Aim of the task: Search the data for the string "text" and extract every line where it appears.
=== Provided entries ===
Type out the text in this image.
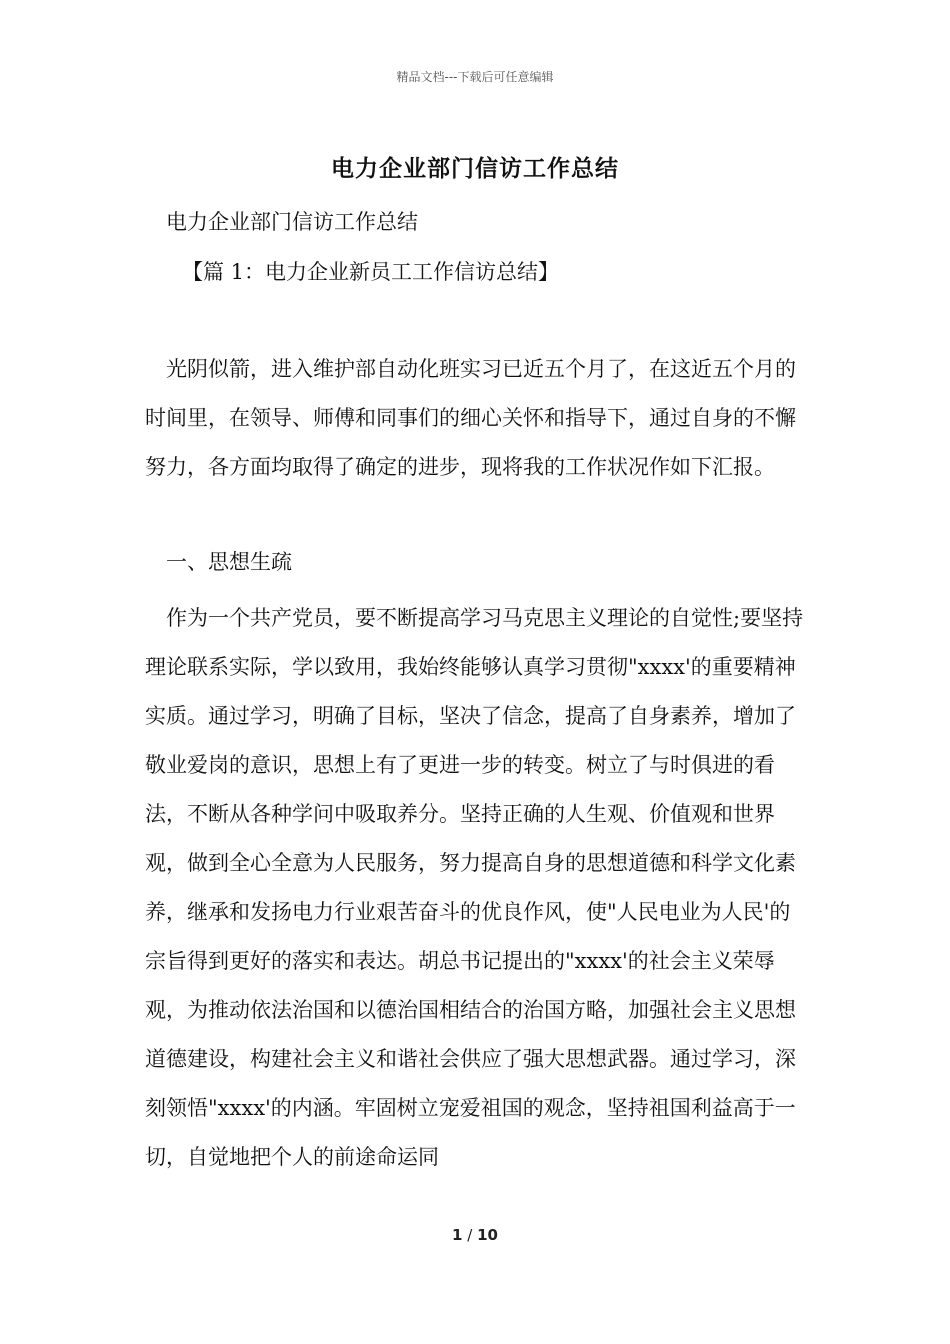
精品文档---下载后可任意编辑
电力企业部门信访工作总结
电力企业部门信访工作总结
【篇 1：电力企业新员工工作信访总结】

光阴似箭，进入维护部自动化班实习已近五个月了，在这近五个月的时间里，在领导、师傅和同事们的细心关怀和指导下，通过自身的不懈努力，各方面均取得了确定的进步，现将我的工作状况作如下汇报。

一、思想生疏

作为一个共产党员，要不断提高学习马克思主义理论的自觉性;要坚持理论联系实际，学以致用，我始终能够认真学习贯彻"xxxx'的重要精神实质。通过学习，明确了目标，坚决了信念，提高了自身素养，增加了敬业爱岗的意识，思想上有了更进一步的转变。树立了与时俱进的看法，不断从各种学问中吸取养分。坚持正确的人生观、价值观和世界观，做到全心全意为人民服务，努力提高自身的思想道德和科学文化素养，继承和发扬电力行业艰苦奋斗的优良作风，使"人民电业为人民'的宗旨得到更好的落实和表达。胡总书记提出的"xxxx'的社会主义荣辱观，为推动依法治国和以德治国相结合的治国方略，加强社会主义思想道德建设，构建社会主义和谐社会供应了强大思想武器。通过学习，深刻领悟"xxxx'的内涵。牢固树立宠爱祖国的观念，坚持祖国利益高于一切，自觉地把个人的前途命运同

1 / 10
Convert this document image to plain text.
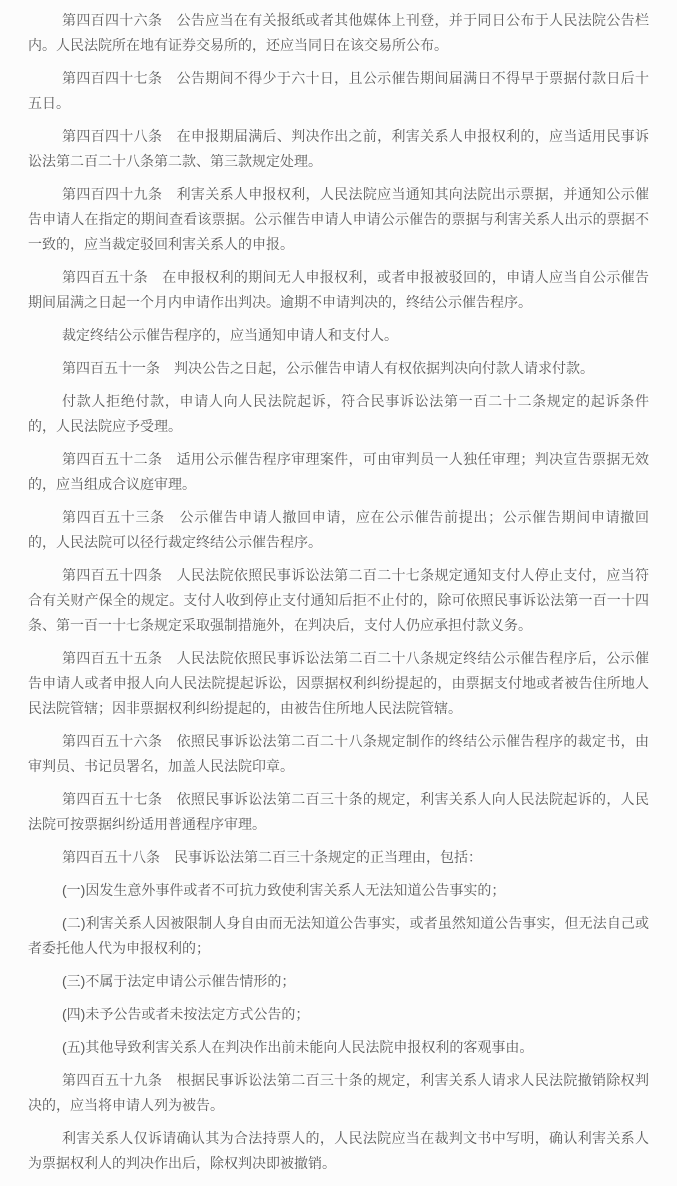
第四百四十六条　公告应当在有关报纸或者其他媒体上刊登，并于同日公布于人民法院公告栏内。人民法院所在地有证券交易所的，还应当同日在该交易所公布。

第四百四十七条　公告期间不得少于六十日，且公示催告期间届满日不得早于票据付款日后十五日。

第四百四十八条　在申报期届满后、判决作出之前，利害关系人申报权利的，应当适用民事诉讼法第二百二十八条第二款、第三款规定处理。

第四百四十九条　利害关系人申报权利，人民法院应当通知其向法院出示票据，并通知公示催告申请人在指定的期间查看该票据。公示催告申请人申请公示催告的票据与利害关系人出示的票据不一致的，应当裁定驳回利害关系人的申报。

第四百五十条　在申报权利的期间无人申报权利，或者申报被驳回的，申请人应当自公示催告期间届满之日起一个月内申请作出判决。逾期不申请判决的，终结公示催告程序。

裁定终结公示催告程序的，应当通知申请人和支付人。

第四百五十一条　判决公告之日起，公示催告申请人有权依据判决向付款人请求付款。

付款人拒绝付款，申请人向人民法院起诉，符合民事诉讼法第一百二十二条规定的起诉条件的，人民法院应予受理。

第四百五十二条　适用公示催告程序审理案件，可由审判员一人独任审理；判决宣告票据无效的，应当组成合议庭审理。

第四百五十三条　公示催告申请人撤回申请，应在公示催告前提出；公示催告期间申请撤回的，人民法院可以径行裁定终结公示催告程序。

第四百五十四条　人民法院依照民事诉讼法第二百二十七条规定通知支付人停止支付，应当符合有关财产保全的规定。支付人收到停止支付通知后拒不止付的，除可依照民事诉讼法第一百一十四条、第一百一十七条规定采取强制措施外，在判决后，支付人仍应承担付款义务。

第四百五十五条　人民法院依照民事诉讼法第二百二十八条规定终结公示催告程序后，公示催告申请人或者申报人向人民法院提起诉讼，因票据权利纠纷提起的，由票据支付地或者被告住所地人民法院管辖；因非票据权利纠纷提起的，由被告住所地人民法院管辖。

第四百五十六条　依照民事诉讼法第二百二十八条规定制作的终结公示催告程序的裁定书，由审判员、书记员署名，加盖人民法院印章。

第四百五十七条　依照民事诉讼法第二百三十条的规定，利害关系人向人民法院起诉的，人民法院可按票据纠纷适用普通程序审理。

第四百五十八条　民事诉讼法第二百三十条规定的正当理由，包括：

(一)因发生意外事件或者不可抗力致使利害关系人无法知道公告事实的；

(二)利害关系人因被限制人身自由而无法知道公告事实，或者虽然知道公告事实，但无法自己或者委托他人代为申报权利的；

(三)不属于法定申请公示催告情形的；

(四)未予公告或者未按法定方式公告的；

(五)其他导致利害关系人在判决作出前未能向人民法院申报权利的客观事由。

第四百五十九条　根据民事诉讼法第二百三十条的规定，利害关系人请求人民法院撤销除权判决的，应当将申请人列为被告。

利害关系人仅诉请确认其为合法持票人的，人民法院应当在裁判文书中写明，确认利害关系人为票据权利人的判决作出后，除权判决即被撤销。
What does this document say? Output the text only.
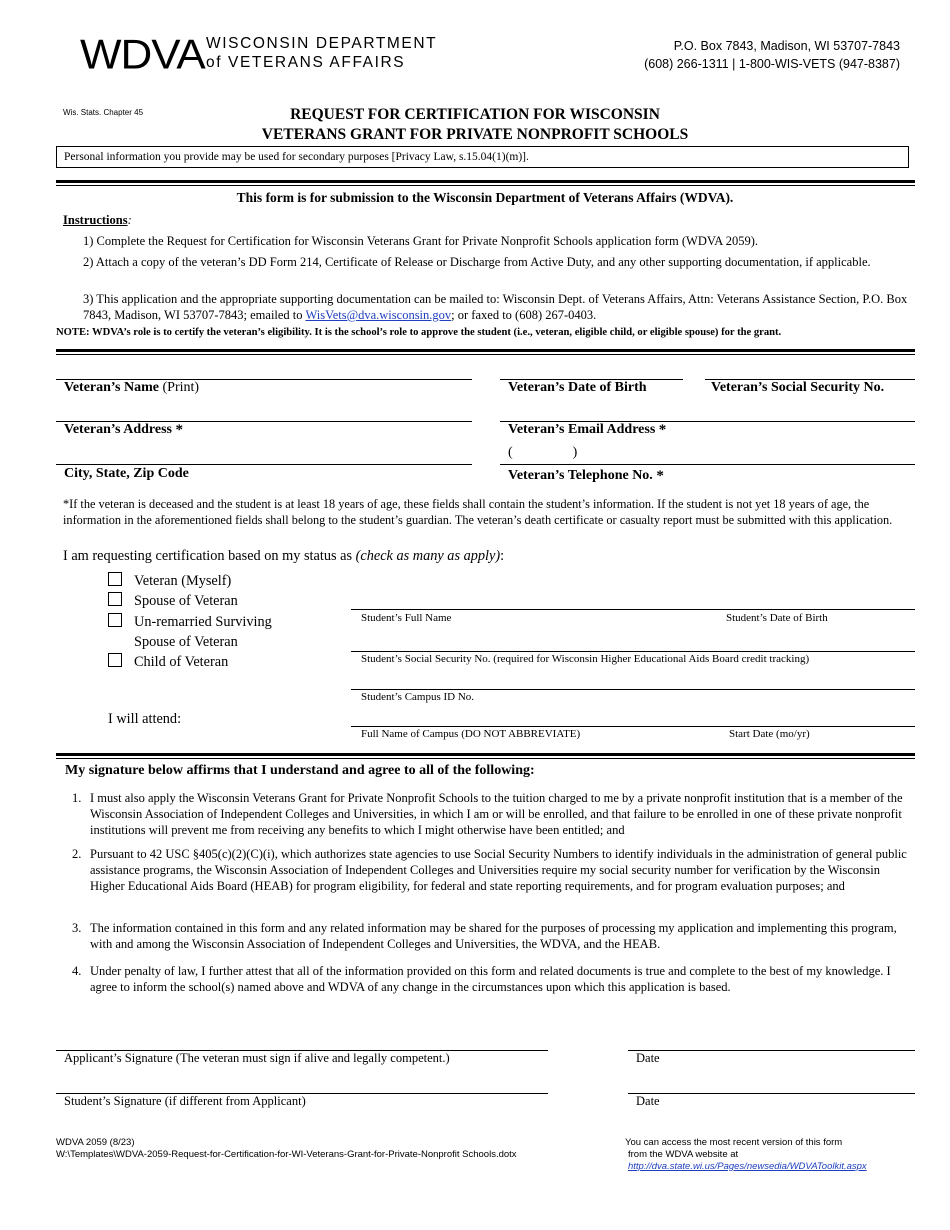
WDVA WISCONSIN DEPARTMENT
of VETERANS AFFAIRS
P.O. Box 7843, Madison, WI 53707-7843
(608) 266-1311 | 1-800-WIS-VETS (947-8387)
Wis. Stats. Chapter 45	REQUEST FOR CERTIFICATION FOR WISCONSIN
VETERANS GRANT FOR PRIVATE NONPROFIT SCHOOLS
Personal information you provide may be used for secondary purposes [Privacy Law, s.15.04(1)(m)].
This form is for submission to the Wisconsin Department of Veterans Affairs (WDVA).
Instructions:
1) Complete the Request for Certification for Wisconsin Veterans Grant for Private Nonprofit Schools application form (WDVA 2059).
2) Attach a copy of the veteran’s DD Form 214, Certificate of Release or Discharge from Active Duty, and any other supporting documentation, if applicable.
3) This application and the appropriate supporting documentation can be mailed to: Wisconsin Dept. of Veterans Affairs, Attn: Veterans Assistance Section, P.O. Box 7843, Madison, WI 53707-7843; emailed to WisVets@dva.wisconsin.gov; or faxed to (608) 267-0403.
NOTE: WDVA’s role is to certify the veteran’s eligibility. It is the school’s role to approve the student (i.e., veteran, eligible child, or eligible spouse) for the grant.
Veteran’s Name (Print)	Veteran’s Date of Birth	Veteran’s Social Security No.
Veteran’s Address *	Veteran’s Email Address *
(	)
City, State, Zip Code	Veteran’s Telephone No. *
*If the veteran is deceased and the student is at least 18 years of age, these fields shall contain the student’s information. If the student is not yet 18 years of age, the information in the aforementioned fields shall belong to the student’s guardian. The veteran’s death certificate or casualty report must be submitted with this application.
I am requesting certification based on my status as (check as many as apply):
Veteran (Myself)
Spouse of Veteran
Un-remarried Surviving
Spouse of Veteran
Child of Veteran
I will attend:
Student’s Full Name	Student’s Date of Birth
Student’s Social Security No. (required for Wisconsin Higher Educational Aids Board credit tracking)
Student’s Campus ID No.
Full Name of Campus (DO NOT ABBREVIATE)	Start Date (mo/yr)
My signature below affirms that I understand and agree to all of the following:
1. I must also apply the Wisconsin Veterans Grant for Private Nonprofit Schools to the tuition charged to me by a private nonprofit institution that is a member of the Wisconsin Association of Independent Colleges and Universities, in which I am or will be enrolled, and that failure to be enrolled in one of these private nonprofit institutions will prevent me from receiving any benefits to which I might otherwise have been entitled; and
2. Pursuant to 42 USC §405(c)(2)(C)(i), which authorizes state agencies to use Social Security Numbers to identify individuals in the administration of general public assistance programs, the Wisconsin Association of Independent Colleges and Universities require my social security number for verification by the Wisconsin Higher Educational Aids Board (HEAB) for program eligibility, for federal and state reporting requirements, and for program evaluation purposes; and
3. The information contained in this form and any related information may be shared for the purposes of processing my application and implementing this program, with and among the Wisconsin Association of Independent Colleges and Universities, the WDVA, and the HEAB.
4. Under penalty of law, I further attest that all of the information provided on this form and related documents is true and complete to the best of my knowledge. I agree to inform the school(s) named above and WDVA of any change in the circumstances upon which this application is based.
Applicant’s Signature (The veteran must sign if alive and legally competent.)	Date
Student’s Signature (if different from Applicant)	Date
WDVA 2059 (8/23)
W:\Templates\WDVA-2059-Request-for-Certification-for-WI-Veterans-Grant-for-Private-Nonprofit Schools.dotx
You can access the most recent version of this form
from the WDVA website at
http://dva.state.wi.us/Pages/newsedia/WDVAToolkit.aspx
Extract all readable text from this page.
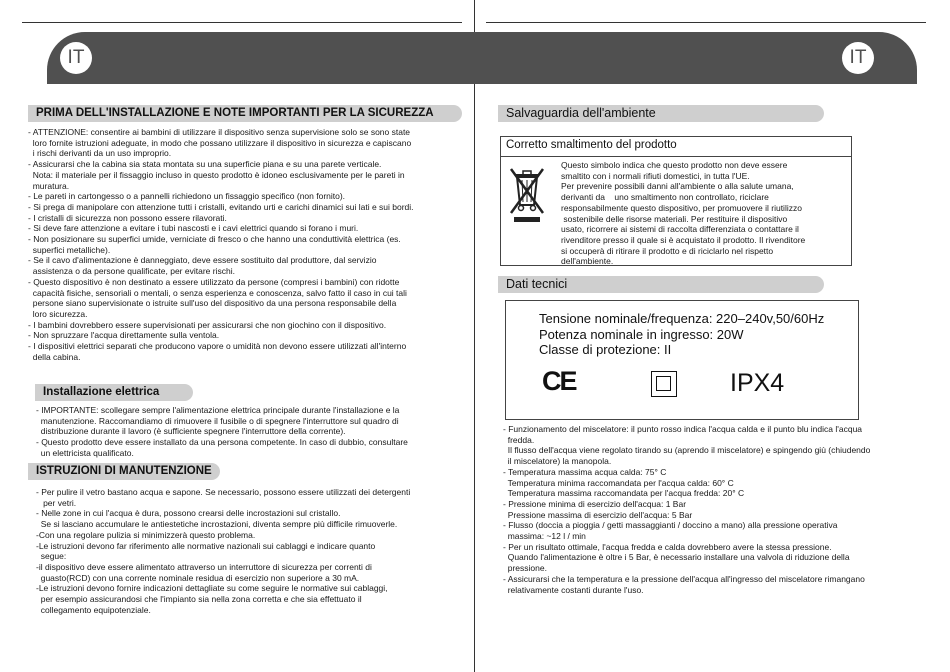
IT	IT
PRIMA DELL'INSTALLAZIONE E NOTE IMPORTANTI PER LA SICUREZZA

- ATTENZIONE: consentire ai bambini di utilizzare il dispositivo senza supervisione solo se sono state

loro fornite istruzioni adeguate, in modo che possano utilizzare il dispositivo in sicurezza e capiscano

i rischi derivanti da un uso improprio.

- Assicurarsi che la cabina sia stata montata su una superficie piana e su una parete verticale.

Nota: il materiale per il fissaggio incluso in questo prodotto è idoneo esclusivamente per le pareti in

muratura.

- Le pareti in cartongesso o a pannelli richiedono un fissaggio specifico (non fornito).

- Si prega di manipolare con attenzione tutti i cristalli, evitando urti e carichi dinamici sui lati e sui bordi.

- I cristalli di sicurezza non possono essere rilavorati.

- Si deve fare attenzione a evitare i tubi nascosti e i cavi elettrici quando si forano i muri.

- Non posizionare su superfici umide, verniciate di fresco o che hanno una conduttività elettrica (es.

superfici metalliche).

- Se il cavo d'alimentazione è danneggiato, deve essere sostituito dal produttore, dal servizio

assistenza o da persone qualificate, per evitare rischi.

- Questo dispositivo è non destinato a essere utilizzato da persone (compresi i bambini) con ridotte

capacità fisiche, sensoriali o mentali, o senza esperienza e conoscenza, salvo fatto il caso in cui tali

persone siano supervisionate o istruite sull'uso del dispositivo da una persona responsabile della

loro sicurezza.

- I bambini dovrebbero essere supervisionati per assicurarsi che non giochino con il dispositivo.

- Non spruzzare l'acqua direttamente sulla ventola.

- I dispositivi elettrici separati che producono vapore o umidità non devono essere utilizzati all'interno

della cabina.

Installazione elettrica

- IMPORTANTE: scollegare sempre l'alimentazione elettrica principale durante l'installazione e la

manutenzione. Raccomandiamo di rimuovere il fusibile o di spegnere l'interruttore sul quadro di

distribuzione durante il lavoro (è sufficiente spegnere l'interruttore della corrente).

- Questo prodotto deve essere installato da una persona competente. In caso di dubbio, consultare

un elettricista qualificato.

ISTRUZIONI DI MANUTENZIONE

- Per pulire il vetro bastano acqua e sapone. Se necessario, possono essere utilizzati dei detergenti

per vetri.

- Nelle zone in cui l'acqua è dura, possono crearsi delle incrostazioni sul cristallo.

Se si lasciano accumulare le antiestetiche incrostazioni, diventa sempre più difficile rimuoverle.

-Con una regolare pulizia si minimizzerà questo problema.

-Le istruzioni devono far riferimento alle normative nazionali sui cablaggi e indicare quanto

segue:

-il dispositivo deve essere alimentato attraverso un interruttore di sicurezza per correnti di

guasto(RCD) con una corrente nominale residua di esercizio non superiore a 30 mA.

-Le istruzioni devono fornire indicazioni dettagliate su come seguire le normative sui cablaggi,

per esempio assicurandosi che l'impianto sia nella zona corretta e che sia effettuato il

collegamento equipotenziale.

Salvaguardia dell'ambiente
Corretto smaltimento del prodotto

Questo simbolo indica che questo prodotto non deve essere

smaltito con i normali rifiuti domestici, in tutta l'UE.

Per prevenire possibili danni all'ambiente o alla salute umana,

derivanti da    uno smaltimento non controllato, riciclare

responsabilmente questo dispositivo, per promuovere il riutilizzo

sostenibile delle risorse materiali. Per restituire il dispositivo

usato, ricorrere ai sistemi di raccolta differenziata o contattare il

rivenditore presso il quale si è acquistato il prodotto. Il rivenditore

si occuperà di ritirare il prodotto e di riciclarlo nel rispetto

dell'ambiente.

Dati tecnici

Tensione nominale/frequenza: 220–240v,50/60Hz

Potenza nominale in ingresso: 20W

Classe di protezione: II

CE	IPX4

- Funzionamento del miscelatore: il punto rosso indica l'acqua calda e il punto blu indica l'acqua

fredda.

Il flusso dell'acqua viene regolato tirando su (aprendo il miscelatore) e spingendo giù (chiudendo

il miscelatore) la manopola.

- Temperatura massima acqua calda: 75° C

Temperatura minima raccomandata per l'acqua calda: 60° C

Temperatura massima raccomandata per l'acqua fredda: 20° C

- Pressione minima di esercizio dell'acqua: 1 Bar

Pressione massima di esercizio dell'acqua: 5 Bar

- Flusso (doccia a pioggia / getti massaggianti / doccino a mano) alla pressione operativa

massima: ~12 l / min

- Per un risultato ottimale, l'acqua fredda e calda dovrebbero avere la stessa pressione.

Quando l'alimentazione è oltre i 5 Bar, è necessario installare una valvola di riduzione della

pressione.

- Assicurarsi che la temperatura e la pressione dell'acqua all'ingresso del miscelatore rimangano

relativamente costanti durante l'uso.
===
Solution below:
Type out the text in this image.
Convert this document image to plain text.
What does this document say? Output the text only.
Extract all readable text from this page.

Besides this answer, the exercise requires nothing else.